■ **Task goal**: Copy the data word for word, keeping every line.

— BEGIN —

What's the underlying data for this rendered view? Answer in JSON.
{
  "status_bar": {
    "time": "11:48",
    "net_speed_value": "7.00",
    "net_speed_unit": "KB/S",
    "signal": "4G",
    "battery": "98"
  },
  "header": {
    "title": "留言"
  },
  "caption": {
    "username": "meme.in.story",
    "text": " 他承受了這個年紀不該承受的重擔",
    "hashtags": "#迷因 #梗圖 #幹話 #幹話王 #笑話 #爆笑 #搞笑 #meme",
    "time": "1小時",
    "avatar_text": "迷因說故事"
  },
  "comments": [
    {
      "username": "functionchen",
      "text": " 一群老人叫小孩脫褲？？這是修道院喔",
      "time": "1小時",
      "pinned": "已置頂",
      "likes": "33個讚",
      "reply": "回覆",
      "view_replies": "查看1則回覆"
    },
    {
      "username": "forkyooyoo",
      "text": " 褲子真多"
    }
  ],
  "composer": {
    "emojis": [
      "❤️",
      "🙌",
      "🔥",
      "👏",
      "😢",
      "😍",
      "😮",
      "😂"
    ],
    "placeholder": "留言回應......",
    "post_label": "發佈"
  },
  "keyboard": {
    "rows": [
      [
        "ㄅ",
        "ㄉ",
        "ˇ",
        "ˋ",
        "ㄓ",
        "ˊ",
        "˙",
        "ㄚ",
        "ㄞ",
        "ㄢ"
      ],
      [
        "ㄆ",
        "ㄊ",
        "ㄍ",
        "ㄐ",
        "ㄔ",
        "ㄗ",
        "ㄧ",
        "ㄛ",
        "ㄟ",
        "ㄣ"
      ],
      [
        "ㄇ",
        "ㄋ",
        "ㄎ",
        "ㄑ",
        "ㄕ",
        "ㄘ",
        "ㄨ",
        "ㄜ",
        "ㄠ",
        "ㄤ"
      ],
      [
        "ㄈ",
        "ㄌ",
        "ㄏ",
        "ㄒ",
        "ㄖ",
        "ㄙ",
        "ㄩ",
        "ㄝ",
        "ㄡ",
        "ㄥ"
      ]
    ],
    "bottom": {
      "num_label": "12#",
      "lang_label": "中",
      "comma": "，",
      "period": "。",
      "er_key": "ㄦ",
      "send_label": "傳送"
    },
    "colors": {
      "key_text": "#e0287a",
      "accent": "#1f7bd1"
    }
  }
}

— END —

■ **Response**:
What's the underlying data for this rendered view? Answer in JSON.
{
  "status_bar": {
    "time": "11:48",
    "net_speed_value": "7.00",
    "net_speed_unit": "KB/S",
    "signal": "4G",
    "battery": "98"
  },
  "header": {
    "title": "留言"
  },
  "caption": {
    "username": "meme.in.story",
    "text": " 他承受了這個年紀不該承受的重擔",
    "hashtags": "#迷因 #梗圖 #幹話 #幹話王 #笑話 #爆笑 #搞笑 #meme",
    "time": "1小時",
    "avatar_text": "迷因說故事"
  },
  "comments": [
    {
      "username": "functionchen",
      "text": " 一群老人叫小孩脫褲？？這是修道院喔",
      "time": "1小時",
      "pinned": "已置頂",
      "likes": "33個讚",
      "reply": "回覆",
      "view_replies": "查看1則回覆"
    },
    {
      "username": "forkyooyoo",
      "text": " 褲子真多"
    }
  ],
  "composer": {
    "emojis": [
      "❤️",
      "🙌",
      "🔥",
      "👏",
      "😢",
      "😍",
      "😮",
      "😂"
    ],
    "placeholder": "留言回應......",
    "post_label": "發佈"
  },
  "keyboard": {
    "rows": [
      [
        "ㄅ",
        "ㄉ",
        "ˇ",
        "ˋ",
        "ㄓ",
        "ˊ",
        "˙",
        "ㄚ",
        "ㄞ",
        "ㄢ"
      ],
      [
        "ㄆ",
        "ㄊ",
        "ㄍ",
        "ㄐ",
        "ㄔ",
        "ㄗ",
        "ㄧ",
        "ㄛ",
        "ㄟ",
        "ㄣ"
      ],
      [
        "ㄇ",
        "ㄋ",
        "ㄎ",
        "ㄑ",
        "ㄕ",
        "ㄘ",
        "ㄨ",
        "ㄜ",
        "ㄠ",
        "ㄤ"
      ],
      [
        "ㄈ",
        "ㄌ",
        "ㄏ",
        "ㄒ",
        "ㄖ",
        "ㄙ",
        "ㄩ",
        "ㄝ",
        "ㄡ",
        "ㄥ"
      ]
    ],
    "bottom": {
      "num_label": "12#",
      "lang_label": "中",
      "comma": "，",
      "period": "。",
      "er_key": "ㄦ",
      "send_label": "傳送"
    },
    "colors": {
      "key_text": "#e0287a",
      "accent": "#1f7bd1"
    }
  }
}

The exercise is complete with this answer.